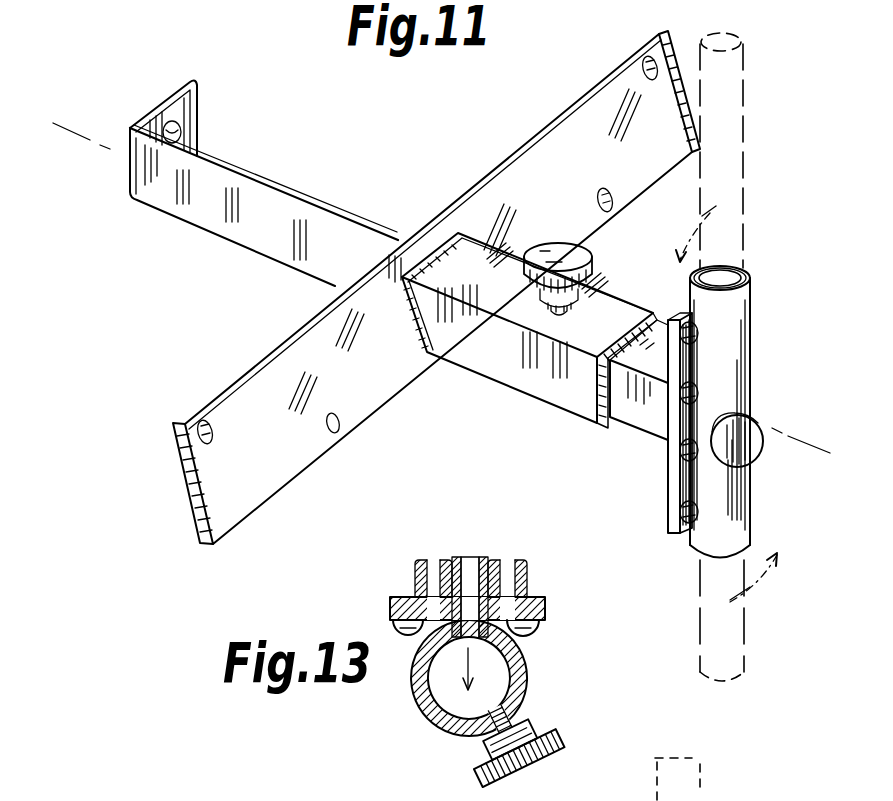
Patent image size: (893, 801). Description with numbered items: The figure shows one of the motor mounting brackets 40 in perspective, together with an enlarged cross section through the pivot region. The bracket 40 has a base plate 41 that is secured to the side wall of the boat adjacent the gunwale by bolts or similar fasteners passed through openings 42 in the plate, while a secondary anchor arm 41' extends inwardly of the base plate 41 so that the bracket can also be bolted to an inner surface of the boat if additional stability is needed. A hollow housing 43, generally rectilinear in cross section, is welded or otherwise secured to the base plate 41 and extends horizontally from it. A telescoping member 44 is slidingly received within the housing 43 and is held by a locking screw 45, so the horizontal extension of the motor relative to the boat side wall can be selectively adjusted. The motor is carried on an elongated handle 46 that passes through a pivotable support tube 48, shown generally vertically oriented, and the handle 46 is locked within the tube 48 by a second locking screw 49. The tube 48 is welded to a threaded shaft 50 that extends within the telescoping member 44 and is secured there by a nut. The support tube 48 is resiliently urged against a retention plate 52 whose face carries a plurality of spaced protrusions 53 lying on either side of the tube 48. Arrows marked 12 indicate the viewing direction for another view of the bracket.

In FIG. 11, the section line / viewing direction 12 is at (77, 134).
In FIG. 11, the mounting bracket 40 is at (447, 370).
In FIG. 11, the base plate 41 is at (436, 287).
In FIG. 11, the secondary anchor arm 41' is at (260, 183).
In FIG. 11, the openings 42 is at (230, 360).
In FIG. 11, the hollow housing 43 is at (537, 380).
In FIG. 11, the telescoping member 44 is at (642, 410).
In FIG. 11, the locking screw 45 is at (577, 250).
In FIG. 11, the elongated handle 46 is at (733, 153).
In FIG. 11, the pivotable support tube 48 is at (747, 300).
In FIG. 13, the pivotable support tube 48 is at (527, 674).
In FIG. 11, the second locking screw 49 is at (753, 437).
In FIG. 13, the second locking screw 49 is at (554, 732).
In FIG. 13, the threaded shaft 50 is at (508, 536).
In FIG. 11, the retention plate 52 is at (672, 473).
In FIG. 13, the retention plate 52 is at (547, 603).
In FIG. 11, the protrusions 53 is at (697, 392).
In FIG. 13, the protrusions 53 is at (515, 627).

============================================================

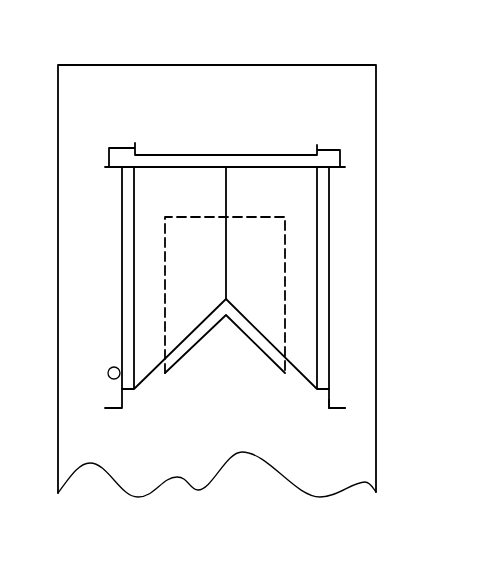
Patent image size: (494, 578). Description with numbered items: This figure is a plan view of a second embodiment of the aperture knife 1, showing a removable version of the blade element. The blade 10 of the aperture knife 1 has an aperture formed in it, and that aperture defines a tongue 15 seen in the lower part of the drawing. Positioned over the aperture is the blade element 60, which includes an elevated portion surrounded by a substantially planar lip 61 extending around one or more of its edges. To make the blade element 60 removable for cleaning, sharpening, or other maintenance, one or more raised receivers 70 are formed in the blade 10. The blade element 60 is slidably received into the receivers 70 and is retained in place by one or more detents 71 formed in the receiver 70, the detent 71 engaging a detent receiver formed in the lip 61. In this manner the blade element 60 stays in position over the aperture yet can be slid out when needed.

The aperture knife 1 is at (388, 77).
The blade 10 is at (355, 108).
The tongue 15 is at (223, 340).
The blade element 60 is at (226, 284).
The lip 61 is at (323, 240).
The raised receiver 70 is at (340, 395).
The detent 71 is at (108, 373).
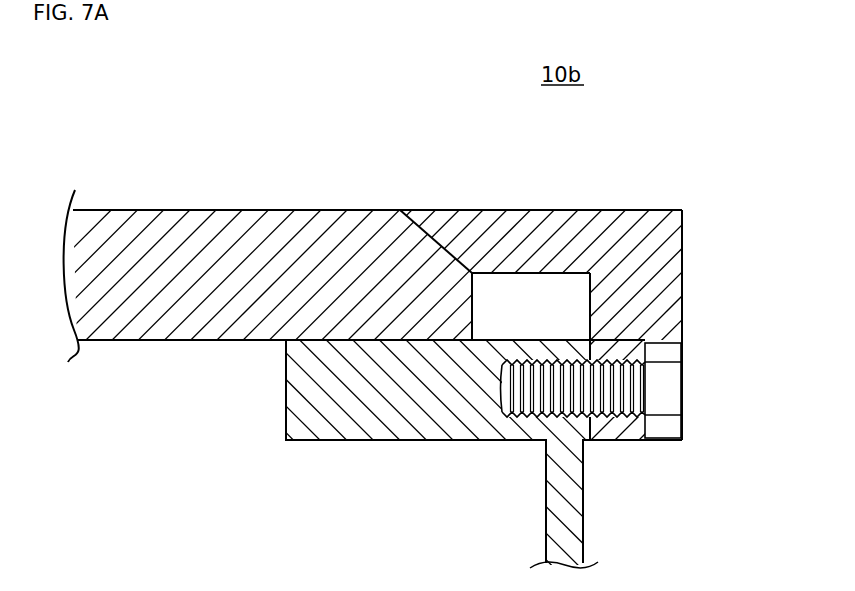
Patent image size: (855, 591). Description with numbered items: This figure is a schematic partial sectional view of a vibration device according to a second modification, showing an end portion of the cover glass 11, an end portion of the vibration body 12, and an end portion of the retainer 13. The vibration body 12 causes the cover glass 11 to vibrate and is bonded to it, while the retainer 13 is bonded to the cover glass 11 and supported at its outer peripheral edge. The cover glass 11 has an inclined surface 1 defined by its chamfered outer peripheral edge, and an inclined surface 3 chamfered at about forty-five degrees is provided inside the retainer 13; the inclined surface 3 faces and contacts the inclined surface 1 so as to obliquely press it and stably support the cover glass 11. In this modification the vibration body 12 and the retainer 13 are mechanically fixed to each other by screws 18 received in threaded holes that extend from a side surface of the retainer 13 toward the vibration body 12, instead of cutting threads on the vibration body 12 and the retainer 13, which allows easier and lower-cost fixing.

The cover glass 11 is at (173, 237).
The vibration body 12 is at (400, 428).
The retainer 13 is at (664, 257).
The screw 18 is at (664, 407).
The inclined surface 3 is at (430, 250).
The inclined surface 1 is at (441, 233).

============================================================

- _GIVEN EXERCISE_:
Which lines in the records above contain the string "detent"? Extract each of them, treating uppercase and lowercase letters as different.

- _CORRECT RESULT_:
Patent image size: (494, 578). Description with numbered items: This figure is a plan view of a second embodiment of the aperture knife 1, showing a removable version of the blade element. The blade 10 of the aperture knife 1 has an aperture formed in it, and that aperture defines a tongue 15 seen in the lower part of the drawing. Positioned over the aperture is the blade element 60, which includes an elevated portion surrounded by a substantially planar lip 61 extending around one or more of its edges. To make the blade element 60 removable for cleaning, sharpening, or other maintenance, one or more raised receivers 70 are formed in the blade 10. The blade element 60 is slidably received into the receivers 70 and is retained in place by one or more detents 71 formed in the receiver 70, the detent 71 engaging a detent receiver formed in the lip 61. In this manner the blade element 60 stays in position over the aperture yet can be slid out when needed.
The detent 71 is at (108, 373).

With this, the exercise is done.